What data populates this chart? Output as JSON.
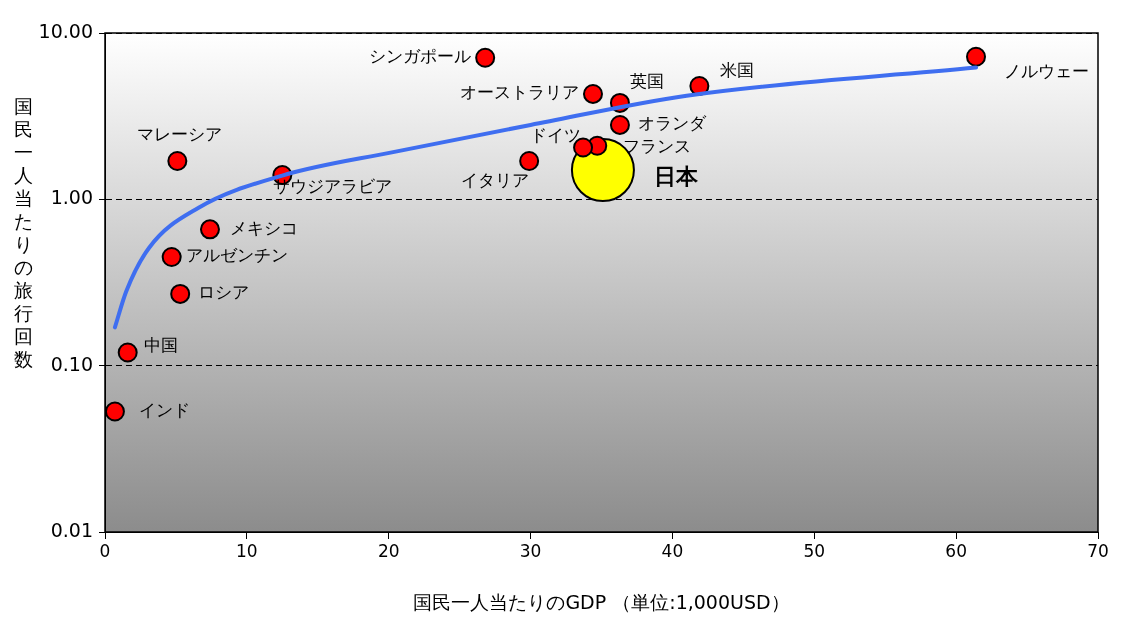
{
  "chart_data": {
    "type": "scatter",
    "xlabel": "国民一人当たりのGDP （単位:1,000USD）",
    "ylabel": "国民一人当たりの旅行回数",
    "xlim": [
      0,
      70
    ],
    "xticks": [
      0,
      10,
      20,
      30,
      40,
      50,
      60,
      70
    ],
    "ylim": [
      0.01,
      10
    ],
    "log": "y",
    "yticks": [
      {
        "value": 0.01,
        "label": "0.01"
      },
      {
        "value": 0.1,
        "label": "0.10"
      },
      {
        "value": 1,
        "label": "1.00"
      },
      {
        "value": 10,
        "label": "10.00"
      }
    ],
    "grid": "y",
    "marker": "circle",
    "series": [
      {
        "color": "#ff0000",
        "x": [
          26.8,
          34.4,
          36.3,
          41.9,
          61.4,
          36.3,
          34.7,
          33.7,
          29.9,
          5.1,
          12.5,
          7.4,
          4.7,
          5.3,
          1.6,
          0.7
        ],
        "values": [
          7.1,
          4.3,
          3.8,
          4.8,
          7.2,
          2.8,
          2.1,
          2.05,
          1.7,
          1.7,
          1.4,
          0.66,
          0.45,
          0.27,
          0.12,
          0.053
        ]
      },
      {
        "color": "#ffff00",
        "x": [
          35.1
        ],
        "values": [
          1.5
        ]
      },
      {
        "type": "line",
        "color": "#3f6ef0",
        "line_style": "solid",
        "marker": "none",
        "x": [
          0.7,
          1.5,
          3.1,
          6.6,
          12.5,
          20.4,
          30,
          41,
          61.4
        ],
        "values": [
          0.17,
          0.28,
          0.51,
          0.89,
          1.39,
          1.93,
          2.8,
          4.2,
          6.2
        ]
      }
    ],
    "annotations": [
      {
        "text": "シンガポール",
        "x": 26.8,
        "y": 7.1
      },
      {
        "text": "オーストラリア",
        "x": 34.4,
        "y": 4.3
      },
      {
        "text": "英国",
        "x": 36.3,
        "y": 3.8
      },
      {
        "text": "米国",
        "x": 41.9,
        "y": 4.8
      },
      {
        "text": "ノルウェー",
        "x": 61.4,
        "y": 7.2
      },
      {
        "text": "オランダ",
        "x": 36.3,
        "y": 2.8
      },
      {
        "text": "フランス",
        "x": 34.7,
        "y": 2.1
      },
      {
        "text": "ドイツ",
        "x": 33.7,
        "y": 2.05
      },
      {
        "text": "イタリア",
        "x": 29.9,
        "y": 1.7
      },
      {
        "text": "日本",
        "x": 35.1,
        "y": 1.5
      },
      {
        "text": "マレーシア",
        "x": 5.1,
        "y": 1.7
      },
      {
        "text": "サウジアラビア",
        "x": 12.5,
        "y": 1.4
      },
      {
        "text": "メキシコ",
        "x": 7.4,
        "y": 0.66
      },
      {
        "text": "アルゼンチン",
        "x": 4.7,
        "y": 0.45
      },
      {
        "text": "ロシア",
        "x": 5.3,
        "y": 0.27
      },
      {
        "text": "中国",
        "x": 1.6,
        "y": 0.12
      },
      {
        "text": "インド",
        "x": 0.7,
        "y": 0.053
      }
    ]
  }
}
########################################
Leave out the pictures and give the listing above again exactly.

» **Reply**:
What data populates this chart? Output as JSON.
{
  "chart_data": {
    "type": "scatter",
    "xlabel": "国民一人当たりのGDP （単位:1,000USD）",
    "ylabel": "国民一人当たりの旅行回数",
    "xlim": [
      0,
      70
    ],
    "xticks": [
      0,
      10,
      20,
      30,
      40,
      50,
      60,
      70
    ],
    "ylim": [
      0.01,
      10
    ],
    "log": "y",
    "yticks": [
      {
        "value": 0.01,
        "label": "0.01"
      },
      {
        "value": 0.1,
        "label": "0.10"
      },
      {
        "value": 1,
        "label": "1.00"
      },
      {
        "value": 10,
        "label": "10.00"
      }
    ],
    "grid": "y",
    "marker": "circle",
    "series": [
      {
        "color": "#ff0000",
        "x": [
          26.8,
          34.4,
          36.3,
          41.9,
          61.4,
          36.3,
          34.7,
          33.7,
          29.9,
          5.1,
          12.5,
          7.4,
          4.7,
          5.3,
          1.6,
          0.7
        ],
        "values": [
          7.1,
          4.3,
          3.8,
          4.8,
          7.2,
          2.8,
          2.1,
          2.05,
          1.7,
          1.7,
          1.4,
          0.66,
          0.45,
          0.27,
          0.12,
          0.053
        ]
      },
      {
        "color": "#ffff00",
        "x": [
          35.1
        ],
        "values": [
          1.5
        ]
      },
      {
        "type": "line",
        "color": "#3f6ef0",
        "line_style": "solid",
        "marker": "none",
        "x": [
          0.7,
          1.5,
          3.1,
          6.6,
          12.5,
          20.4,
          30,
          41,
          61.4
        ],
        "values": [
          0.17,
          0.28,
          0.51,
          0.89,
          1.39,
          1.93,
          2.8,
          4.2,
          6.2
        ]
      }
    ],
    "annotations": [
      {
        "text": "シンガポール",
        "x": 26.8,
        "y": 7.1
      },
      {
        "text": "オーストラリア",
        "x": 34.4,
        "y": 4.3
      },
      {
        "text": "英国",
        "x": 36.3,
        "y": 3.8
      },
      {
        "text": "米国",
        "x": 41.9,
        "y": 4.8
      },
      {
        "text": "ノルウェー",
        "x": 61.4,
        "y": 7.2
      },
      {
        "text": "オランダ",
        "x": 36.3,
        "y": 2.8
      },
      {
        "text": "フランス",
        "x": 34.7,
        "y": 2.1
      },
      {
        "text": "ドイツ",
        "x": 33.7,
        "y": 2.05
      },
      {
        "text": "イタリア",
        "x": 29.9,
        "y": 1.7
      },
      {
        "text": "日本",
        "x": 35.1,
        "y": 1.5
      },
      {
        "text": "マレーシア",
        "x": 5.1,
        "y": 1.7
      },
      {
        "text": "サウジアラビア",
        "x": 12.5,
        "y": 1.4
      },
      {
        "text": "メキシコ",
        "x": 7.4,
        "y": 0.66
      },
      {
        "text": "アルゼンチン",
        "x": 4.7,
        "y": 0.45
      },
      {
        "text": "ロシア",
        "x": 5.3,
        "y": 0.27
      },
      {
        "text": "中国",
        "x": 1.6,
        "y": 0.12
      },
      {
        "text": "インド",
        "x": 0.7,
        "y": 0.053
      }
    ]
  }
}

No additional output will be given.